* [WHAT THE EXERCISE ASKS] Go through the listing and copy every line word for word.

* [Figure record listings]
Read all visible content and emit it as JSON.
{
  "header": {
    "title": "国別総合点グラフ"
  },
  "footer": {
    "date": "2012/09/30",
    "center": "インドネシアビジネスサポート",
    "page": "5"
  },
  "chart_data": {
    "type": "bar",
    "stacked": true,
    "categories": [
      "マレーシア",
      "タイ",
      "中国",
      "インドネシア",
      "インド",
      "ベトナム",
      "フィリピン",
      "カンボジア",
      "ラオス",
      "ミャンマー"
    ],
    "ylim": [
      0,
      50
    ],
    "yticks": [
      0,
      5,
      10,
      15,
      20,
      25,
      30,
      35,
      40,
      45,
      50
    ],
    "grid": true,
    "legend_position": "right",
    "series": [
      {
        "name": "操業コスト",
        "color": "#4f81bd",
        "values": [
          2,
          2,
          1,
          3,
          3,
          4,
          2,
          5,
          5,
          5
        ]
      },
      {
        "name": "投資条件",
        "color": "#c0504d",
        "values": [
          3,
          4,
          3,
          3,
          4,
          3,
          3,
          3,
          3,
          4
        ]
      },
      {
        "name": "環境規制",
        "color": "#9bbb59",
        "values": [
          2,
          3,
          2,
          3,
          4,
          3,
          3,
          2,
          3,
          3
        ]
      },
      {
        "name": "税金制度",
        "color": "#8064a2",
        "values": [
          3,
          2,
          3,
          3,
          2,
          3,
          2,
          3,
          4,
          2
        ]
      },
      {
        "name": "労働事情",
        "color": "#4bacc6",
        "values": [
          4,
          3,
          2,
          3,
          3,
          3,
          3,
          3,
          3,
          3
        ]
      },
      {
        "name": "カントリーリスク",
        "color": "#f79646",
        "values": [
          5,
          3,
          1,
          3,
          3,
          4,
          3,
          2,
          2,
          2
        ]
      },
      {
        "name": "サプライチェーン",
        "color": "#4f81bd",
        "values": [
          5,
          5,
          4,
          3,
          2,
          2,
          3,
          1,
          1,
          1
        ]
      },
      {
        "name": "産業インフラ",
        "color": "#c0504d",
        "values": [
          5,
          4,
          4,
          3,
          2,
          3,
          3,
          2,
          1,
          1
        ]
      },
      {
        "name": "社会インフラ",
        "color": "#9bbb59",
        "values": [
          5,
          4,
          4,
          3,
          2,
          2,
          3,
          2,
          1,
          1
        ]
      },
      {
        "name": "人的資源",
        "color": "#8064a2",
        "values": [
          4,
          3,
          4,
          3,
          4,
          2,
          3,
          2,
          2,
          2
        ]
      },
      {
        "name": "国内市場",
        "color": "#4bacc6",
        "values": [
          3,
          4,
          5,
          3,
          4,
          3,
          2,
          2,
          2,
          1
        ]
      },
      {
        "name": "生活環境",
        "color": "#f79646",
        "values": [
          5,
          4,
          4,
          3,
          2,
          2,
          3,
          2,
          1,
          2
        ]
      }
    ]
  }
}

* [SOLUTION]
Read all visible content and emit it as JSON.
{
  "header": {
    "title": "国別総合点グラフ"
  },
  "footer": {
    "date": "2012/09/30",
    "center": "インドネシアビジネスサポート",
    "page": "5"
  },
  "chart_data": {
    "type": "bar",
    "stacked": true,
    "categories": [
      "マレーシア",
      "タイ",
      "中国",
      "インドネシア",
      "インド",
      "ベトナム",
      "フィリピン",
      "カンボジア",
      "ラオス",
      "ミャンマー"
    ],
    "ylim": [
      0,
      50
    ],
    "yticks": [
      0,
      5,
      10,
      15,
      20,
      25,
      30,
      35,
      40,
      45,
      50
    ],
    "grid": true,
    "legend_position": "right",
    "series": [
      {
        "name": "操業コスト",
        "color": "#4f81bd",
        "values": [
          2,
          2,
          1,
          3,
          3,
          4,
          2,
          5,
          5,
          5
        ]
      },
      {
        "name": "投資条件",
        "color": "#c0504d",
        "values": [
          3,
          4,
          3,
          3,
          4,
          3,
          3,
          3,
          3,
          4
        ]
      },
      {
        "name": "環境規制",
        "color": "#9bbb59",
        "values": [
          2,
          3,
          2,
          3,
          4,
          3,
          3,
          2,
          3,
          3
        ]
      },
      {
        "name": "税金制度",
        "color": "#8064a2",
        "values": [
          3,
          2,
          3,
          3,
          2,
          3,
          2,
          3,
          4,
          2
        ]
      },
      {
        "name": "労働事情",
        "color": "#4bacc6",
        "values": [
          4,
          3,
          2,
          3,
          3,
          3,
          3,
          3,
          3,
          3
        ]
      },
      {
        "name": "カントリーリスク",
        "color": "#f79646",
        "values": [
          5,
          3,
          1,
          3,
          3,
          4,
          3,
          2,
          2,
          2
        ]
      },
      {
        "name": "サプライチェーン",
        "color": "#4f81bd",
        "values": [
          5,
          5,
          4,
          3,
          2,
          2,
          3,
          1,
          1,
          1
        ]
      },
      {
        "name": "産業インフラ",
        "color": "#c0504d",
        "values": [
          5,
          4,
          4,
          3,
          2,
          3,
          3,
          2,
          1,
          1
        ]
      },
      {
        "name": "社会インフラ",
        "color": "#9bbb59",
        "values": [
          5,
          4,
          4,
          3,
          2,
          2,
          3,
          2,
          1,
          1
        ]
      },
      {
        "name": "人的資源",
        "color": "#8064a2",
        "values": [
          4,
          3,
          4,
          3,
          4,
          2,
          3,
          2,
          2,
          2
        ]
      },
      {
        "name": "国内市場",
        "color": "#4bacc6",
        "values": [
          3,
          4,
          5,
          3,
          4,
          3,
          2,
          2,
          2,
          1
        ]
      },
      {
        "name": "生活環境",
        "color": "#f79646",
        "values": [
          5,
          4,
          4,
          3,
          2,
          2,
          3,
          2,
          1,
          2
        ]
      }
    ]
  }
}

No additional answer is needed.